TASK DIRECTIONS: Only the number is wanted: how many lines contain the string "Pavel"?
* begin DATA FOR THE TASK *
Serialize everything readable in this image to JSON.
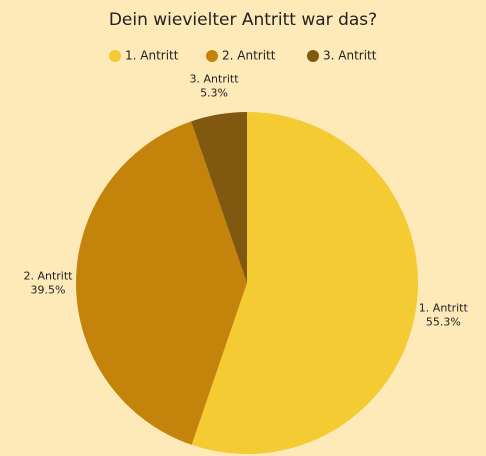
{
  "chart_data": {
    "type": "pie",
    "title": "Dein wievielter Antritt war das?",
    "categories": [
      "1. Antritt",
      "2. Antritt",
      "3. Antritt"
    ],
    "values": [
      55.3,
      39.5,
      5.3
    ],
    "value_labels": [
      "55.3%",
      "39.5%",
      "5.3%"
    ],
    "colors": [
      "#f5cb33",
      "#c4830a",
      "#80580f"
    ],
    "legend": "top"
  }
}
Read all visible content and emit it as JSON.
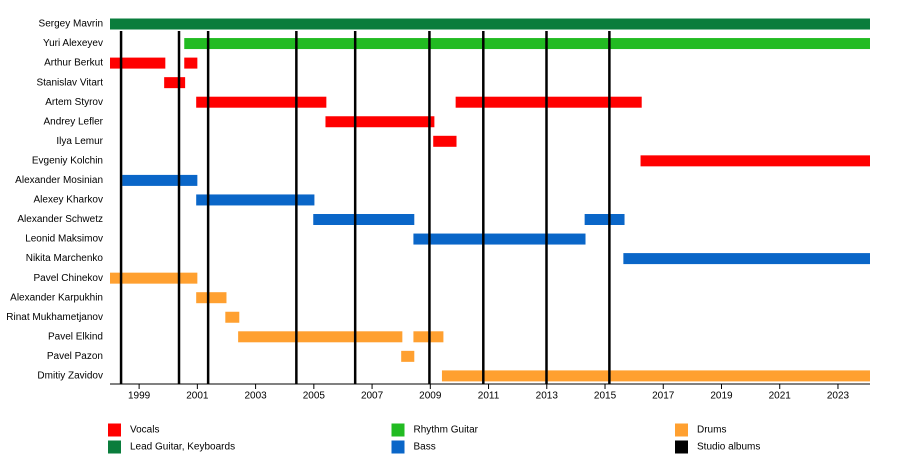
{
  "chart_data": {
    "type": "timeline",
    "categories": [
      "Sergey Mavrin",
      "Yuri Alexeyev",
      "Arthur Berkut",
      "Stanislav Vitart",
      "Artem Styrov",
      "Andrey Lefler",
      "Ilya Lemur",
      "Evgeniy Kolchin",
      "Alexander Mosinian",
      "Alexey Kharkov",
      "Alexander Schwetz",
      "Leonid Maksimov",
      "Nikita Marchenko",
      "Pavel Chinekov",
      "Alexander Karpukhin",
      "Rinat Mukhametjanov",
      "Pavel Elkind",
      "Pavel Pazon",
      "Dmitiy Zavidov"
    ],
    "series": [
      {
        "name": "Vocals",
        "color": "#ff0000",
        "category": [
          "Arthur Berkut",
          "Arthur Berkut",
          "Stanislav Vitart",
          "Artem Styrov",
          "Artem Styrov",
          "Andrey Lefler",
          "Ilya Lemur",
          "Evgeniy Kolchin"
        ],
        "start": [
          1998,
          2000.55,
          1999.86,
          2000.96,
          2009.87,
          2005.4,
          2009.1,
          2016.22
        ],
        "end": [
          1999.9,
          2001.0,
          2000.58,
          2005.43,
          2016.26,
          2009.14,
          2009.9,
          2024.1
        ]
      },
      {
        "name": "Lead Guitar, Keyboards",
        "color": "#0a7d3c",
        "category": [
          "Sergey Mavrin"
        ],
        "start": [
          1998
        ],
        "end": [
          2024.1
        ]
      },
      {
        "name": "Rhythm Guitar",
        "color": "#22bb22",
        "category": [
          "Yuri Alexeyev"
        ],
        "start": [
          2000.55
        ],
        "end": [
          2024.1
        ]
      },
      {
        "name": "Bass",
        "color": "#0a66c8",
        "category": [
          "Alexander Mosinian",
          "Alexey Kharkov",
          "Alexander Schwetz",
          "Alexander Schwetz",
          "Leonid Maksimov",
          "Nikita Marchenko"
        ],
        "start": [
          1998.42,
          2000.96,
          2004.98,
          2014.3,
          2008.42,
          2015.63
        ],
        "end": [
          2001.0,
          2005.02,
          2008.45,
          2015.67,
          2014.33,
          2024.1
        ]
      },
      {
        "name": "Drums",
        "color": "#ffa030",
        "category": [
          "Pavel Chinekov",
          "Alexander Karpukhin",
          "Rinat Mukhametjanov",
          "Pavel Elkind",
          "Pavel Elkind",
          "Pavel Pazon",
          "Dmitiy Zavidov"
        ],
        "start": [
          1998,
          2000.96,
          2001.96,
          2002.4,
          2008.42,
          2008.0,
          2009.4
        ],
        "end": [
          2001.0,
          2002.0,
          2002.44,
          2008.04,
          2009.45,
          2008.45,
          2024.1
        ]
      },
      {
        "name": "Studio albums",
        "color": "#000000",
        "lines": [
          1998.38,
          2000.37,
          2001.37,
          2004.4,
          2006.42,
          2008.97,
          2010.82,
          2012.99,
          2015.15
        ]
      }
    ],
    "xlim": [
      1998,
      2024.1
    ],
    "xticks": [
      1999,
      2001,
      2003,
      2005,
      2007,
      2009,
      2011,
      2013,
      2015,
      2017,
      2019,
      2021,
      2023
    ]
  }
}
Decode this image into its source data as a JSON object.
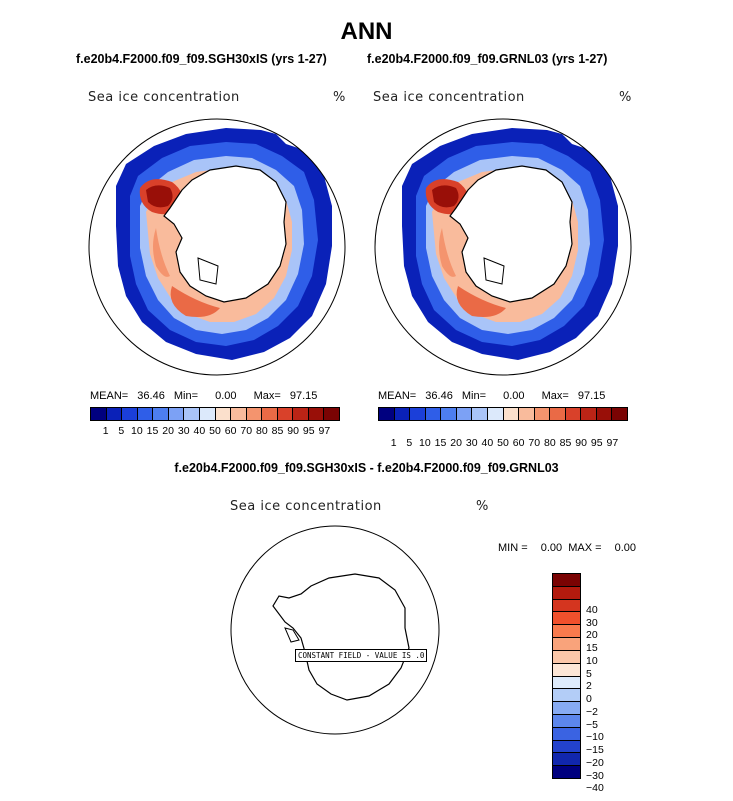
{
  "title": "ANN",
  "panels": [
    {
      "case_title": "f.e20b4.F2000.f09_f09.SGH30xIS (yrs 1-27)",
      "var_label": "Sea ice concentration",
      "units": "%",
      "mean_label": "MEAN=",
      "mean": "36.46",
      "min_label": "Min=",
      "min": "0.00",
      "max_label": "Max=",
      "max": "97.15"
    },
    {
      "case_title": "f.e20b4.F2000.f09_f09.GRNL03 (yrs 1-27)",
      "var_label": "Sea ice concentration",
      "units": "%",
      "mean_label": "MEAN=",
      "mean": "36.46",
      "min_label": "Min=",
      "min": "0.00",
      "max_label": "Max=",
      "max": "97.15"
    }
  ],
  "colorbar": {
    "levels": [
      "1",
      "5",
      "10",
      "15",
      "20",
      "30",
      "40",
      "50",
      "60",
      "70",
      "80",
      "85",
      "90",
      "95",
      "97"
    ],
    "colors": [
      "#00007f",
      "#0a21b8",
      "#1b3fd9",
      "#2f5ee8",
      "#4d7ef0",
      "#7ca1f5",
      "#a9c4f8",
      "#dce9fb",
      "#fbe0cc",
      "#f9bb9c",
      "#f4946e",
      "#ea6a46",
      "#d9412a",
      "#bb2416",
      "#990f08",
      "#7a0303"
    ]
  },
  "diff": {
    "title": "f.e20b4.F2000.f09_f09.SGH30xIS - f.e20b4.F2000.f09_f09.GRNL03",
    "var_label": "Sea ice concentration",
    "units": "%",
    "min_label": "MIN =",
    "min": "0.00",
    "max_label": "MAX =",
    "max": "0.00",
    "constant_label": "CONSTANT FIELD - VALUE IS .0",
    "levels": [
      "40",
      "30",
      "20",
      "15",
      "10",
      "5",
      "2",
      "0",
      "−2",
      "−5",
      "−10",
      "−15",
      "−20",
      "−30",
      "−40"
    ],
    "colors": [
      "#7a0303",
      "#b21a0e",
      "#d4351f",
      "#f0502c",
      "#f87a4d",
      "#f9a37b",
      "#fbc7a9",
      "#fce6d6",
      "#deebfb",
      "#b3cdf7",
      "#87abf3",
      "#5c86ec",
      "#3a63e2",
      "#2342cc",
      "#1127ae",
      "#00007f"
    ]
  }
}
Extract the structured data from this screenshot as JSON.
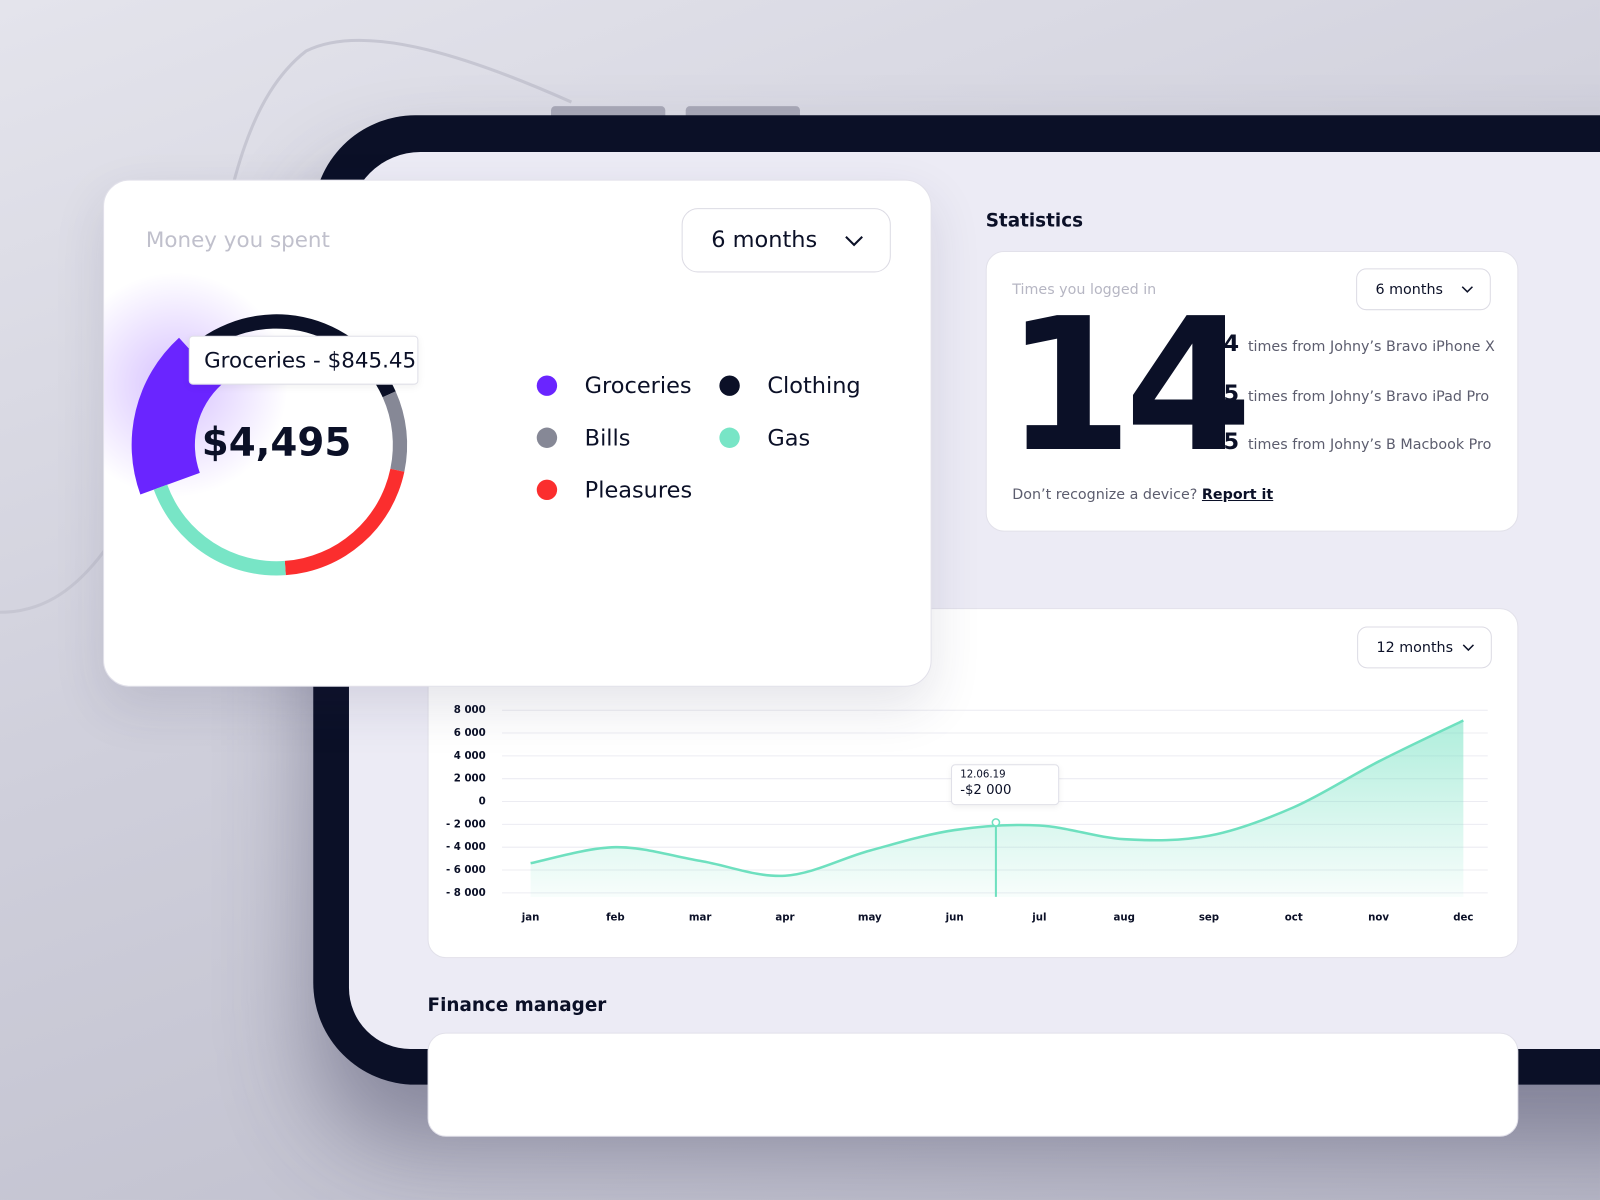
{
  "spending": {
    "title": "Money you spent",
    "period": "6 months",
    "total": "$4,495",
    "tooltip": "Groceries - $845.45",
    "chart": {
      "type": "donut",
      "categories": [
        "Groceries",
        "Clothing",
        "Bills",
        "Pleasures",
        "Gas"
      ],
      "values": [
        845.45,
        1350,
        450,
        925,
        925
      ],
      "colors": [
        "#6a25ff",
        "#0b1027",
        "#868896",
        "#fb2e2e",
        "#78e5c6"
      ]
    }
  },
  "statistics": {
    "heading": "Statistics",
    "title": "Times you logged in",
    "period": "6 months",
    "count": 14,
    "devices": [
      {
        "count": 4,
        "label": "times from Johny’s Bravo iPhone X"
      },
      {
        "count": 5,
        "label": "times from Johny’s Bravo iPad Pro"
      },
      {
        "count": 5,
        "label": "times from Johny’s B Macbook Pro"
      }
    ],
    "footer": "Don’t recognize a device?",
    "link": "Report it"
  },
  "balance": {
    "period": "12 months",
    "tooltip": {
      "date": "12.06.19",
      "value": "-$2 000"
    },
    "chart": {
      "type": "area",
      "categories": [
        "jan",
        "feb",
        "mar",
        "apr",
        "may",
        "jun",
        "jul",
        "aug",
        "sep",
        "oct",
        "nov",
        "dec"
      ],
      "values": [
        -5400,
        -4000,
        -5200,
        -6500,
        -4300,
        -2500,
        -2100,
        -3300,
        -3000,
        -500,
        3500,
        7100
      ],
      "color": "#6ee0bf",
      "ylim": [
        -8000,
        8000
      ],
      "yticks": [
        {
          "value": 8000,
          "label": "8 000"
        },
        {
          "value": 6000,
          "label": "6 000"
        },
        {
          "value": 4000,
          "label": "4 000"
        },
        {
          "value": 2000,
          "label": "2 000"
        },
        0,
        {
          "value": -2000,
          "label": "- 2 000"
        },
        {
          "value": -4000,
          "label": "- 4 000"
        },
        {
          "value": -6000,
          "label": "- 6 000"
        },
        {
          "value": -8000,
          "label": "- 8 000"
        }
      ],
      "grid": true
    }
  },
  "finance": {
    "heading": "Finance manager"
  }
}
* end DATA FOR THE TASK *
TASK OUTPUT: 7